- _Task brief_
Scan the records for the word "seasonally". Copy each line that includes it.
───── Data lines ─────
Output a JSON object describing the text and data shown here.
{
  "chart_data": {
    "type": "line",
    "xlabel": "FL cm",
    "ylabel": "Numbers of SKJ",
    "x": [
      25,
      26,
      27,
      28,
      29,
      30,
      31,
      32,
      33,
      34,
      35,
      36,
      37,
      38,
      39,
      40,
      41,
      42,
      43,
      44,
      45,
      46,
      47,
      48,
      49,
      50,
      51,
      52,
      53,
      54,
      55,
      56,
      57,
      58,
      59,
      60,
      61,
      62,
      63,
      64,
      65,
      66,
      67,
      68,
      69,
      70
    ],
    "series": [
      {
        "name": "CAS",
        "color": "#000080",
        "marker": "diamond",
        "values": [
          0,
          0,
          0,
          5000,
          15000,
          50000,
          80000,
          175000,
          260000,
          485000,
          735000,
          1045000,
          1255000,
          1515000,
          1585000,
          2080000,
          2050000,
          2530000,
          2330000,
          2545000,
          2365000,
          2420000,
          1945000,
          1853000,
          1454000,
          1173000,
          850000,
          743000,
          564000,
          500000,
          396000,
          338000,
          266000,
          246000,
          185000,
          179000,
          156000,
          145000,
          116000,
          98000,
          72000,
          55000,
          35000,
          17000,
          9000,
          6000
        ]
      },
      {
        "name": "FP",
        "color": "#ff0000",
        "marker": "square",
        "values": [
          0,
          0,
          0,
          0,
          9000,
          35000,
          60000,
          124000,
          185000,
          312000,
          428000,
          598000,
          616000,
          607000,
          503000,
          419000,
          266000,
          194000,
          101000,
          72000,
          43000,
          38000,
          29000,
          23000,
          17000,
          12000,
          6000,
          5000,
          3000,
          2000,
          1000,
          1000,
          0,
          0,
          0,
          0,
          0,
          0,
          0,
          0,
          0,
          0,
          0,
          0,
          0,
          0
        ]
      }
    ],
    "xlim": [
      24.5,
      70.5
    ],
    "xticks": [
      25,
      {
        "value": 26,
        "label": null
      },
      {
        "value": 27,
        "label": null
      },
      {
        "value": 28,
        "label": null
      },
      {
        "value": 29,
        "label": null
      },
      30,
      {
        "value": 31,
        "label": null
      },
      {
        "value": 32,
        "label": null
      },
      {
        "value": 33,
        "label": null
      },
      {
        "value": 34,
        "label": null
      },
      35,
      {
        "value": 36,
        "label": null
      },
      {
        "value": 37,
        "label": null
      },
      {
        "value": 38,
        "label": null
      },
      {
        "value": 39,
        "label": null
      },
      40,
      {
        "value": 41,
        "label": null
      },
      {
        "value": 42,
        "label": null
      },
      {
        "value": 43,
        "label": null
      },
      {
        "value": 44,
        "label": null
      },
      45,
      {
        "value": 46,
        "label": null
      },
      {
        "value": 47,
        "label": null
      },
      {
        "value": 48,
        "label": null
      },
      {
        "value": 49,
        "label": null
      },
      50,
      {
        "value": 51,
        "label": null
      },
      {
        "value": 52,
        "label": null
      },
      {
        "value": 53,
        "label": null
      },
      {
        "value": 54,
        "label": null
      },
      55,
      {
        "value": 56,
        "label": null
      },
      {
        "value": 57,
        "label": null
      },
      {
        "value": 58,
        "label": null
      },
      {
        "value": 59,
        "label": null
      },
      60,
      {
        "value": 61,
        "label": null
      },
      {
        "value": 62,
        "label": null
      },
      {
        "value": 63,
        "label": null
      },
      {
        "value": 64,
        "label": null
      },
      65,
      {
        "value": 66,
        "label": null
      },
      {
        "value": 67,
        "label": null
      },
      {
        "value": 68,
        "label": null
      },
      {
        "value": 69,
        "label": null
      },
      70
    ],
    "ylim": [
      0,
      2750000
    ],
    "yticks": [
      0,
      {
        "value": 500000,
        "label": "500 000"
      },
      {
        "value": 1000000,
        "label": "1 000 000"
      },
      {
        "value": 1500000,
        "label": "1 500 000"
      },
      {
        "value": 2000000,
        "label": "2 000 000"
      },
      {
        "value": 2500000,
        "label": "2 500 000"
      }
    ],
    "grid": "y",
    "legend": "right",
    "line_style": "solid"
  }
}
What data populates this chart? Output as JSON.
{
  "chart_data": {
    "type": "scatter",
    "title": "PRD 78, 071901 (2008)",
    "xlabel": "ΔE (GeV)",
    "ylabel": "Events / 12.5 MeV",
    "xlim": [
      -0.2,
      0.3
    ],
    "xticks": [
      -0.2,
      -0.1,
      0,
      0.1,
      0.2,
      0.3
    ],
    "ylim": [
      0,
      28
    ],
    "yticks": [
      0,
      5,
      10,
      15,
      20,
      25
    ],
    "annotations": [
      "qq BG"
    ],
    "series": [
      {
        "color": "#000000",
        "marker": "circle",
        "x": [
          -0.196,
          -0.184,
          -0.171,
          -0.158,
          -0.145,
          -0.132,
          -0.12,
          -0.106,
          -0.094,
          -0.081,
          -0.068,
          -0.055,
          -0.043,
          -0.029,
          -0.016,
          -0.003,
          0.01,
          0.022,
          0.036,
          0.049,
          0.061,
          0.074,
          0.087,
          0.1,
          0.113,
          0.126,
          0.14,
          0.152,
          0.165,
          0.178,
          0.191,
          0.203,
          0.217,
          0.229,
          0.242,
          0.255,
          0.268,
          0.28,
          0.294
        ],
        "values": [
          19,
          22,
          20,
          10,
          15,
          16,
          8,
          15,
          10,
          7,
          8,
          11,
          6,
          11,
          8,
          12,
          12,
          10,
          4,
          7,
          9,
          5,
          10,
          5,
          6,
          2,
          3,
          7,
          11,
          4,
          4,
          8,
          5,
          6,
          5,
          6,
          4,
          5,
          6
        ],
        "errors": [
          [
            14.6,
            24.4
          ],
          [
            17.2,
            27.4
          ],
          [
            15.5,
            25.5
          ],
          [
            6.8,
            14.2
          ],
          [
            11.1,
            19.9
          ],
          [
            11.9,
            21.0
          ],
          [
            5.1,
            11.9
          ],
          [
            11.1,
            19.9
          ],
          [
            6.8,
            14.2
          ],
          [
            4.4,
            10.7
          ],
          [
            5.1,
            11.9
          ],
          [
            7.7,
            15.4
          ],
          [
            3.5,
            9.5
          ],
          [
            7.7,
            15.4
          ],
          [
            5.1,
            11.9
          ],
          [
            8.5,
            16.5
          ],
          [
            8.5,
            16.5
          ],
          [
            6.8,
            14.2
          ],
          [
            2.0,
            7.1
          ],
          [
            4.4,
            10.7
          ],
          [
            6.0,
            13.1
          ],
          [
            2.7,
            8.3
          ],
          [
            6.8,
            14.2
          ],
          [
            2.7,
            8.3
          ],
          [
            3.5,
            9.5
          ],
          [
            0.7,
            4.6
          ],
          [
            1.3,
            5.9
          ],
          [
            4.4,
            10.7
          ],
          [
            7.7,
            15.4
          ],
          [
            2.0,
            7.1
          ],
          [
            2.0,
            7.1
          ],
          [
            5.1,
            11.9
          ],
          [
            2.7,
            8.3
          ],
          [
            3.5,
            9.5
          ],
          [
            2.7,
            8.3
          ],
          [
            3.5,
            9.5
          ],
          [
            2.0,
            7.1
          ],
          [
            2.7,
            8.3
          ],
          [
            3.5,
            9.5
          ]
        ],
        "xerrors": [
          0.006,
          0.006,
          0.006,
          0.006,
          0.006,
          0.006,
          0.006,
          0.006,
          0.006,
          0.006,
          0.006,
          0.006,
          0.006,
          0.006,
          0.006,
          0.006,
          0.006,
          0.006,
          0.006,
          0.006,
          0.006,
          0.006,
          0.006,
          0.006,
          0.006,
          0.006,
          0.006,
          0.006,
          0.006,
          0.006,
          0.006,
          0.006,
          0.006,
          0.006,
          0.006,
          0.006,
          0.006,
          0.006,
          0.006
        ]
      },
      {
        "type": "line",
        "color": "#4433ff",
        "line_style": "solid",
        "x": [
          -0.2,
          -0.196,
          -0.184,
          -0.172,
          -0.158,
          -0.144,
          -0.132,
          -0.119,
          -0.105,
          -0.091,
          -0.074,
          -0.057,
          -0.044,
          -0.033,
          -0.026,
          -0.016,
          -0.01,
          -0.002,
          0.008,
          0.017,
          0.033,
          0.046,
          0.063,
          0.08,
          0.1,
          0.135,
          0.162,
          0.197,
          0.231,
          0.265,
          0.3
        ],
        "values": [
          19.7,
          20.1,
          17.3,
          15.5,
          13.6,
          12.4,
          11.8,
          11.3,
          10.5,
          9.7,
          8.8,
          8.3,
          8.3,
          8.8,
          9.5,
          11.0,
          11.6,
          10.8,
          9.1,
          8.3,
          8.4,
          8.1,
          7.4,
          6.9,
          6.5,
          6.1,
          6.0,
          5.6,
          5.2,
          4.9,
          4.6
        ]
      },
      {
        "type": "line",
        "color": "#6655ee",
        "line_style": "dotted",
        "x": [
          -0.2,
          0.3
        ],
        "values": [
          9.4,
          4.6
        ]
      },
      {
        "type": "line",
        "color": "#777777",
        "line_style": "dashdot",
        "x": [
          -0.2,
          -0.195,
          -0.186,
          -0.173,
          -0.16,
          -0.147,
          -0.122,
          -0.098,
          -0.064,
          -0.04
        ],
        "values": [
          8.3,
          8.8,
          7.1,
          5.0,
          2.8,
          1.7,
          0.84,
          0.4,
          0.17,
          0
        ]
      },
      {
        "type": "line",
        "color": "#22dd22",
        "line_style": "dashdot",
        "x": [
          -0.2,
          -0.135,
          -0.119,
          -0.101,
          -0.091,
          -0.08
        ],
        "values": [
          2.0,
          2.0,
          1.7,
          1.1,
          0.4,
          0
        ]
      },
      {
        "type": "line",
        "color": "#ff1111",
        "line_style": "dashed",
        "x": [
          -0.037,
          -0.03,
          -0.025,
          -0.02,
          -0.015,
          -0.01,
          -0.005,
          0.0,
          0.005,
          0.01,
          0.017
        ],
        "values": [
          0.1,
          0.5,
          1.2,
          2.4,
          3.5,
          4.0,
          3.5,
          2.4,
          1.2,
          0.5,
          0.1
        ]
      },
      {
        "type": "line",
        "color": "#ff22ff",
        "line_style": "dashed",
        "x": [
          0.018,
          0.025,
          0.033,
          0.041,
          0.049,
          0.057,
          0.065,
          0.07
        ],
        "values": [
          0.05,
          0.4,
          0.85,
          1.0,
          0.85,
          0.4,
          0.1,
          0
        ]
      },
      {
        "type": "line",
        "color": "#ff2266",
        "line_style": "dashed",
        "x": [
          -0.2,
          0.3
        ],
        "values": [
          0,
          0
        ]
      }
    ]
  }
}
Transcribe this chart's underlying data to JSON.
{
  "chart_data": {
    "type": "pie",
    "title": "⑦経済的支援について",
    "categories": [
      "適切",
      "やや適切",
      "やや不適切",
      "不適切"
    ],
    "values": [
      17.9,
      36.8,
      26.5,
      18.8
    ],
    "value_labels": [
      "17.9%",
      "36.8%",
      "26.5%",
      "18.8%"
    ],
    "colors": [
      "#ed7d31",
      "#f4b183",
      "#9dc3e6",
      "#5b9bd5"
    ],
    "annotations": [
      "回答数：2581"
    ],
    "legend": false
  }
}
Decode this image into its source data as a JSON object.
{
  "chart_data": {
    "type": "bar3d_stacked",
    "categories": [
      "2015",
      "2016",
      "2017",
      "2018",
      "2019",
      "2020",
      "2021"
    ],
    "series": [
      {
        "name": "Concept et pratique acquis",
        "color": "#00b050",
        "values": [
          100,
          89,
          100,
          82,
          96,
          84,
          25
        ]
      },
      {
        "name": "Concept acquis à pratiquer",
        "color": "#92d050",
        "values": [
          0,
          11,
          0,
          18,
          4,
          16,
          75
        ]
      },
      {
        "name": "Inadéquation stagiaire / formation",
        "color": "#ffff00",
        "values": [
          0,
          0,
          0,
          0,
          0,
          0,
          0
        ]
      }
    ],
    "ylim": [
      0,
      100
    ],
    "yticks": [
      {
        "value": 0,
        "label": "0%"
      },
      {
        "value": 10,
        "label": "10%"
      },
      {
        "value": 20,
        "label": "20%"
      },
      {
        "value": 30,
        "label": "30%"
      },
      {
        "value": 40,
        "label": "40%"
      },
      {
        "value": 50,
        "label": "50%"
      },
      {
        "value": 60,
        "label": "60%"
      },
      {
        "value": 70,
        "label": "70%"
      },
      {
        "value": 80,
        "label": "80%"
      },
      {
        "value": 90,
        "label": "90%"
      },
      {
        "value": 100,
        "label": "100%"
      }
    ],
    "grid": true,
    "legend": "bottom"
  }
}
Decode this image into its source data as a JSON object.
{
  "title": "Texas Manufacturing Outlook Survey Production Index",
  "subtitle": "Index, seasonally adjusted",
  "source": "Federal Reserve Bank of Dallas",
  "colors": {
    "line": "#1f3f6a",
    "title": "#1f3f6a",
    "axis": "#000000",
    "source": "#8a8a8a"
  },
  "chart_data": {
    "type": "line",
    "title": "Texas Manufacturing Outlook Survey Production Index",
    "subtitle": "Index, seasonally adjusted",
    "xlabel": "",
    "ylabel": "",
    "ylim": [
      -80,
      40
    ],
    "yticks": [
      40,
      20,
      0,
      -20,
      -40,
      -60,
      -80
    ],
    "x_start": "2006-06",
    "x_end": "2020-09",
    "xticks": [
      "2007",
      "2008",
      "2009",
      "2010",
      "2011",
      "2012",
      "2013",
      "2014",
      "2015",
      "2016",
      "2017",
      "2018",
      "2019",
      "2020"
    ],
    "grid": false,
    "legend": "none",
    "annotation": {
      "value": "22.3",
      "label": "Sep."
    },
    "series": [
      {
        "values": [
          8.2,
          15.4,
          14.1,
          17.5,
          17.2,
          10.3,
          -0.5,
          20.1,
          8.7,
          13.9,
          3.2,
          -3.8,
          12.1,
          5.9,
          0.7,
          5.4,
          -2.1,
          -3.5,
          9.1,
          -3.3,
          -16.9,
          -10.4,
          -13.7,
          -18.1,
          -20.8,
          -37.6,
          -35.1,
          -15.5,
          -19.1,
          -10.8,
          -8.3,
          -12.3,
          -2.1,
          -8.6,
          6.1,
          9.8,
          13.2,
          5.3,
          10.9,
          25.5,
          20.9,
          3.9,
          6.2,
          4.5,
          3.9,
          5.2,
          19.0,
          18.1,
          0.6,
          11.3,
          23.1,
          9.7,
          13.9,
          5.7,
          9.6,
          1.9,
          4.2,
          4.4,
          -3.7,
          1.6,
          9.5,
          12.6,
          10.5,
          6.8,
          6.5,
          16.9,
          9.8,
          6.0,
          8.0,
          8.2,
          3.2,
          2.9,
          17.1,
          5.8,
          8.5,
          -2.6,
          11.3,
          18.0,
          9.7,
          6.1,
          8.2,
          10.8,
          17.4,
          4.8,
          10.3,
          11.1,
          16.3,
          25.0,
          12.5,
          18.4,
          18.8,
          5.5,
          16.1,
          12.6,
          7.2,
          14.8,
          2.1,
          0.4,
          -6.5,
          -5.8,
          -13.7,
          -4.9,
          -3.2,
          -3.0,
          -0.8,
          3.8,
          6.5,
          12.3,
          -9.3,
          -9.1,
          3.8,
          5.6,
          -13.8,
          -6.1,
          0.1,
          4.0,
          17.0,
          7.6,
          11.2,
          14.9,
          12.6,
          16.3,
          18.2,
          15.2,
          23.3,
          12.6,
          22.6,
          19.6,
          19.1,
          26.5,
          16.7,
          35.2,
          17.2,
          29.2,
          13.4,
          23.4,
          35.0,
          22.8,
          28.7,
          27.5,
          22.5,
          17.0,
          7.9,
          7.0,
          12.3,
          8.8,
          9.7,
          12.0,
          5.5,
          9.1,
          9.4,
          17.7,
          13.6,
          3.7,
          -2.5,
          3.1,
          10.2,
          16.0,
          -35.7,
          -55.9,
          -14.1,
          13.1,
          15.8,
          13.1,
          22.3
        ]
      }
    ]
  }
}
─────
- _Exercise response_
  "subtitle": "Index, seasonally adjusted",
    "subtitle": "Index, seasonally adjusted",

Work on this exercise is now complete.